* BEGIN Exercise inputs *
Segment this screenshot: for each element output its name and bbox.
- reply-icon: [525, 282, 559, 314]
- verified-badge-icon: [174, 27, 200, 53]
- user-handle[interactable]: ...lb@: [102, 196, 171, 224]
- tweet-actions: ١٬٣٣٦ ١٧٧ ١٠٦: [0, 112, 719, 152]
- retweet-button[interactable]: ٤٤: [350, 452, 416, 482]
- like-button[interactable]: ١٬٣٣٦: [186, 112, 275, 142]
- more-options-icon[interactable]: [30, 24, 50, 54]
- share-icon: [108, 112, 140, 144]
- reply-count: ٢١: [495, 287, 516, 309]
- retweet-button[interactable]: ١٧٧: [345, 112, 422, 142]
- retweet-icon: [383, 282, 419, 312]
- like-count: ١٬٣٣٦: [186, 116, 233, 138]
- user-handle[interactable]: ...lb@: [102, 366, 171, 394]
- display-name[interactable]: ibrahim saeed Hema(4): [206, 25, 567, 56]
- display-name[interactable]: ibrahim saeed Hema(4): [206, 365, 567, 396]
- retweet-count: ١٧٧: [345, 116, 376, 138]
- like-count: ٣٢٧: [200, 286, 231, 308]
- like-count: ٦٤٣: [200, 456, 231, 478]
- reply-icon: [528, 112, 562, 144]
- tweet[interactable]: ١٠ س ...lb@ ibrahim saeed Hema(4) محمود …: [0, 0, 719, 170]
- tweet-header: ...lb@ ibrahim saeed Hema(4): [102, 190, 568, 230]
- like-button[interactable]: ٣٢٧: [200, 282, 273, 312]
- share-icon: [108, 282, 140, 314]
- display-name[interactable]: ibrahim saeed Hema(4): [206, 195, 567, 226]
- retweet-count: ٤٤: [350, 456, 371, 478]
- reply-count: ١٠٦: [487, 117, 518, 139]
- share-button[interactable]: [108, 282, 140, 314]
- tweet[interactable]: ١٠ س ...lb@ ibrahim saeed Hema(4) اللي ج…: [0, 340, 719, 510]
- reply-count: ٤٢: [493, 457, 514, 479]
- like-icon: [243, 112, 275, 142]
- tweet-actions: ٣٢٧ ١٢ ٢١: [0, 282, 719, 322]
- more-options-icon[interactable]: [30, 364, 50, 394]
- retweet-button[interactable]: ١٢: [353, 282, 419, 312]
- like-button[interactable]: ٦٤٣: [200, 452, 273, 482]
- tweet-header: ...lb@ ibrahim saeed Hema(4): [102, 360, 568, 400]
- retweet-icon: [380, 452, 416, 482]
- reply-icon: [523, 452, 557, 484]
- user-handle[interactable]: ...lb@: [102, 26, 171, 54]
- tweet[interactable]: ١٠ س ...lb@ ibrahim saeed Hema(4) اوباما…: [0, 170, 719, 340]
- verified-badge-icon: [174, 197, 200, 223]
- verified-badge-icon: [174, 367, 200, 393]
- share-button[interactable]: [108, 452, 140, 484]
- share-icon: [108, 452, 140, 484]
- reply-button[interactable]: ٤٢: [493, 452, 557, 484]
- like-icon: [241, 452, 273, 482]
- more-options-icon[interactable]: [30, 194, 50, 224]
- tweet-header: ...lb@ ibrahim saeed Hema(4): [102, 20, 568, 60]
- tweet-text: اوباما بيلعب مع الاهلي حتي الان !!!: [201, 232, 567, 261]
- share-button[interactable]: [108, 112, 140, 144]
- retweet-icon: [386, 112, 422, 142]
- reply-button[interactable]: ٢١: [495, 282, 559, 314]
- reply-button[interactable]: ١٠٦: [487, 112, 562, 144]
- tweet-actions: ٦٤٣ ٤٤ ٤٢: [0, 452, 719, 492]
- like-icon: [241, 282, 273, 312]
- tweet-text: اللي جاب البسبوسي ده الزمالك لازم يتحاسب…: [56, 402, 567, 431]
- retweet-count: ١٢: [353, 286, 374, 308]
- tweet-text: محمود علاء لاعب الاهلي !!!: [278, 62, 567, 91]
* END Exercise inputs *
Exercise details » Write out all the items above again, line for line and without any changes.

Task answer »
Segment this screenshot: for each element output its name and bbox.
- reply-icon: [525, 282, 559, 314]
- verified-badge-icon: [174, 27, 200, 53]
- user-handle[interactable]: ...lb@: [102, 196, 171, 224]
- tweet-actions: ١٬٣٣٦ ١٧٧ ١٠٦: [0, 112, 719, 152]
- retweet-button[interactable]: ٤٤: [350, 452, 416, 482]
- like-button[interactable]: ١٬٣٣٦: [186, 112, 275, 142]
- more-options-icon[interactable]: [30, 24, 50, 54]
- share-icon: [108, 112, 140, 144]
- reply-count: ٢١: [495, 287, 516, 309]
- retweet-button[interactable]: ١٧٧: [345, 112, 422, 142]
- retweet-icon: [383, 282, 419, 312]
- like-count: ١٬٣٣٦: [186, 116, 233, 138]
- user-handle[interactable]: ...lb@: [102, 366, 171, 394]
- display-name[interactable]: ibrahim saeed Hema(4): [206, 25, 567, 56]
- display-name[interactable]: ibrahim saeed Hema(4): [206, 365, 567, 396]
- retweet-count: ١٧٧: [345, 116, 376, 138]
- like-count: ٣٢٧: [200, 286, 231, 308]
- like-count: ٦٤٣: [200, 456, 231, 478]
- reply-icon: [528, 112, 562, 144]
- tweet[interactable]: ١٠ س ...lb@ ibrahim saeed Hema(4) محمود …: [0, 0, 719, 170]
- tweet-header: ...lb@ ibrahim saeed Hema(4): [102, 190, 568, 230]
- like-button[interactable]: ٣٢٧: [200, 282, 273, 312]
- share-icon: [108, 282, 140, 314]
- display-name[interactable]: ibrahim saeed Hema(4): [206, 195, 567, 226]
- retweet-count: ٤٤: [350, 456, 371, 478]
- reply-count: ١٠٦: [487, 117, 518, 139]
- share-button[interactable]: [108, 282, 140, 314]
- tweet[interactable]: ١٠ س ...lb@ ibrahim saeed Hema(4) اللي ج…: [0, 340, 719, 510]
- reply-count: ٤٢: [493, 457, 514, 479]
- like-icon: [243, 112, 275, 142]
- tweet-actions: ٣٢٧ ١٢ ٢١: [0, 282, 719, 322]
- more-options-icon[interactable]: [30, 364, 50, 394]
- retweet-button[interactable]: ١٢: [353, 282, 419, 312]
- like-button[interactable]: ٦٤٣: [200, 452, 273, 482]
- tweet-header: ...lb@ ibrahim saeed Hema(4): [102, 360, 568, 400]
- retweet-icon: [380, 452, 416, 482]
- reply-icon: [523, 452, 557, 484]
- user-handle[interactable]: ...lb@: [102, 26, 171, 54]
- tweet[interactable]: ١٠ س ...lb@ ibrahim saeed Hema(4) اوباما…: [0, 170, 719, 340]
- verified-badge-icon: [174, 197, 200, 223]
- verified-badge-icon: [174, 367, 200, 393]
- share-button[interactable]: [108, 452, 140, 484]
- share-icon: [108, 452, 140, 484]
- reply-button[interactable]: ٤٢: [493, 452, 557, 484]
- like-icon: [241, 452, 273, 482]
- more-options-icon[interactable]: [30, 194, 50, 224]
- tweet-header: ...lb@ ibrahim saeed Hema(4): [102, 20, 568, 60]
- tweet-text: اوباما بيلعب مع الاهلي حتي الان !!!: [201, 232, 567, 261]
- share-button[interactable]: [108, 112, 140, 144]
- retweet-icon: [386, 112, 422, 142]
- reply-button[interactable]: ٢١: [495, 282, 559, 314]
- reply-button[interactable]: ١٠٦: [487, 112, 562, 144]
- tweet-actions: ٦٤٣ ٤٤ ٤٢: [0, 452, 719, 492]
- like-icon: [241, 282, 273, 312]
- tweet-text: اللي جاب البسبوسي ده الزمالك لازم يتحاسب…: [56, 402, 567, 431]
- retweet-count: ١٢: [353, 286, 374, 308]
- tweet-text: محمود علاء لاعب الاهلي !!!: [278, 62, 567, 91]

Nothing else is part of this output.